▸ **Texto**:
Lucas 1,34 – “Como será isto, visto que não conheço varão?”

Transcrevo agora um parágrafo do meu livro, “Arca da Graça”, com algumas reflexões acerca desta passagem:

“Esta pergunta de Maria é bastante reveladora. Lucas havia nos dito que ela fora prometida em matrimônio a um homem chamado José. Pois bem: se Maria pretendesse ter relações conjugais com o seu futuro marido, ela não teria nenhuma razão para fazer uma pergunta como essa. Ao contrário, teria assumido normalmente que ela e José iriam ser os pais do Messias após terem se casado. No entanto, ela pede respeitosamente ao anjo para que lhe explique como o seu Filho será concebido. A forma mais razoável para se explicar esta questão é concluir que Maria tinha consagrado a sua virgindade a Deus e não esperava ter relações conjugais com o seu futuro esposo. A prática de alguém consagrar sua virgindade a Deus é bem atestada na cultura judaica dessa época. Há alguns precedentes bíblicos, como a filha do juiz Jefté (Juízes 11, 34-40) e a profetiza Ana, que se consagrou a Deus após tornar-se viúva em idade relativamente jovem (Lucas 2, 36-37; 1Coríntios 7, 23-40). Para ser uma testemunha perfeita e eterna do poder de Deus, a virgindade de Maria deveria ser também eterna. Seu voto para permanecer virgem durante toda a sua vida pode ser claramente deduzido da sua pergunta ao mensageiro angélico”[2]

ARCA DA GRAÇA

A resposta do Anjo não é menos interessante:

Lucas 1, 35-37 — “O Anjo lhe respondeu: ‘O Espírito Santo descerá sobre ti e o poder do Altíssimo te cobrirá com sua sombra. Por isso o Menino será Santo e será chamado Filho de Deus. Também Isabel, tua parente, concebeu um filho na velhice, e este é o sexto mês para aquela que chamavam de estéril. Para Deus, com efeito, nada é impossível”.

▸ **Conjunto de tarefas**:
a: Reproduza sem alterações o trecho da listagem que começa na primeira linha e termina na linha que contém "transaction-item[interactable]: ถอนเงิน - EASY -400.00", com ambas as extremidades incluídas.
b: Dê seguimento ao texto sobre a pergunta de Maria ao anjo em Lucas 1,34, partindo do ponto em que ele termina.

▸ **Dados fornecidos**:
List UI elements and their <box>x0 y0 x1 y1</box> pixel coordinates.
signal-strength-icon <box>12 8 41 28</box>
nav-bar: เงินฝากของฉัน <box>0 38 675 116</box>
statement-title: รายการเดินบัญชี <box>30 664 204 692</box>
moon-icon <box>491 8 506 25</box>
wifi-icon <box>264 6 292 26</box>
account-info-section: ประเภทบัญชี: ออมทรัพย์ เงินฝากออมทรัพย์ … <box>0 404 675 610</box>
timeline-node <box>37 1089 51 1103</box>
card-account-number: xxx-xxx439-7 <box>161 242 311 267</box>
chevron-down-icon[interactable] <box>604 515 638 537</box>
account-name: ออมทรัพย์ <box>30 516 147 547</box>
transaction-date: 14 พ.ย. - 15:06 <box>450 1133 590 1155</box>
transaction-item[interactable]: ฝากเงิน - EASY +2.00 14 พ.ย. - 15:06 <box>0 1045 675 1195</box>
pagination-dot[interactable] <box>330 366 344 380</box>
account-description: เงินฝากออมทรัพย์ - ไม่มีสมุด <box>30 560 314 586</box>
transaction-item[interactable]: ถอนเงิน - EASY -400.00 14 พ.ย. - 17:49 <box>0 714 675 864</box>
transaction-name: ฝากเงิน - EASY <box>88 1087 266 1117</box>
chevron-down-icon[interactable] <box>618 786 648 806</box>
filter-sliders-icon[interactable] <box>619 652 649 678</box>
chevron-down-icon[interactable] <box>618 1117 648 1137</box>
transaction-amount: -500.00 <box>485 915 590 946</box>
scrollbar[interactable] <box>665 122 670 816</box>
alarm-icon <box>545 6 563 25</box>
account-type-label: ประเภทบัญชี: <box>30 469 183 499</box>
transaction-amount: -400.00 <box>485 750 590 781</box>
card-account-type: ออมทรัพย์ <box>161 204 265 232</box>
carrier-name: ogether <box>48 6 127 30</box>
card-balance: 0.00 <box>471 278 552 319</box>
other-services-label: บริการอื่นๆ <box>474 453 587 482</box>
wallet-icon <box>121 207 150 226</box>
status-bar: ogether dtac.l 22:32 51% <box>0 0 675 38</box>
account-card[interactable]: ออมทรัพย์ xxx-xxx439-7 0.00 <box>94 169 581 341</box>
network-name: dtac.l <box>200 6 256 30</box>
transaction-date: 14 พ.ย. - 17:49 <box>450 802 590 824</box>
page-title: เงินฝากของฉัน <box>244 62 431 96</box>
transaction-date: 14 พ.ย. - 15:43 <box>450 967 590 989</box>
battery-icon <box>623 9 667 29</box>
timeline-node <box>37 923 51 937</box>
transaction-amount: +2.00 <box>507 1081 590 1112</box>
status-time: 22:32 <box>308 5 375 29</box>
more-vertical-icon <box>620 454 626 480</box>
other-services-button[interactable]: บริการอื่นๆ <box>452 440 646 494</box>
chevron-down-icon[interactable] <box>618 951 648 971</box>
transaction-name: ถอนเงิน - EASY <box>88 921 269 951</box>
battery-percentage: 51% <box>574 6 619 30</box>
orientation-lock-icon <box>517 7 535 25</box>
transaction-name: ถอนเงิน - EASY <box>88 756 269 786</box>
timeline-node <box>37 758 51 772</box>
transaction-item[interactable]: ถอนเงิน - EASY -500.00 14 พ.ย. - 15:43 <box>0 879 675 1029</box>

▸ **Respostas**:
a:
List UI elements and their <box>x0 y0 x1 y1</box> pixel coordinates.
signal-strength-icon <box>12 8 41 28</box>
nav-bar: เงินฝากของฉัน <box>0 38 675 116</box>
statement-title: รายการเดินบัญชี <box>30 664 204 692</box>
moon-icon <box>491 8 506 25</box>
wifi-icon <box>264 6 292 26</box>
account-info-section: ประเภทบัญชี: ออมทรัพย์ เงินฝากออมทรัพย์ … <box>0 404 675 610</box>
timeline-node <box>37 1089 51 1103</box>
card-account-number: xxx-xxx439-7 <box>161 242 311 267</box>
chevron-down-icon[interactable] <box>604 515 638 537</box>
account-name: ออมทรัพย์ <box>30 516 147 547</box>
transaction-date: 14 พ.ย. - 15:06 <box>450 1133 590 1155</box>
transaction-item[interactable]: ฝากเงิน - EASY +2.00 14 พ.ย. - 15:06 <box>0 1045 675 1195</box>
pagination-dot[interactable] <box>330 366 344 380</box>
account-description: เงินฝากออมทรัพย์ - ไม่มีสมุด <box>30 560 314 586</box>
transaction-item[interactable]: ถอนเงิน - EASY -400.00 14 พ.ย. - 17:49 <box>0 714 675 864</box>

b:
O Anjo emprega a palavra “epischiadze” para descrever como o Espírito Santo se aproximaria de Maria. Essa palavra é a mesma usada no Êxodo para descrever os “querubins protetores” que estendiam suas asas sobre o tabernáculo da Arca da Aliança e também em Êxodo 40,34-35. Mas o leitor familiarizado com as Escrituras não deixará de perceber duas coisas:

1. A Arca da Aliança continha diversas coisas que representavam diferentes aspectos de Jesus, o Messias: as tábuas da Lei que Jesus cumpriu fielmente; a escudela com o maná milagrosamente preservado e que representa Jesus como “o pão do céu”; o báculo que havia florescido e dado fruto em testemunho do sumo sacerdócio de Aarão, símbolo prefigurativo de Cristo como Sumo Sacerdote e Bom Pastor.

2. A misteriosa mulher que o Apóstolo São João vê com a Arca da Aliança nos céus, em sua visão relatada por Apocalipse 11,19 a 12,6.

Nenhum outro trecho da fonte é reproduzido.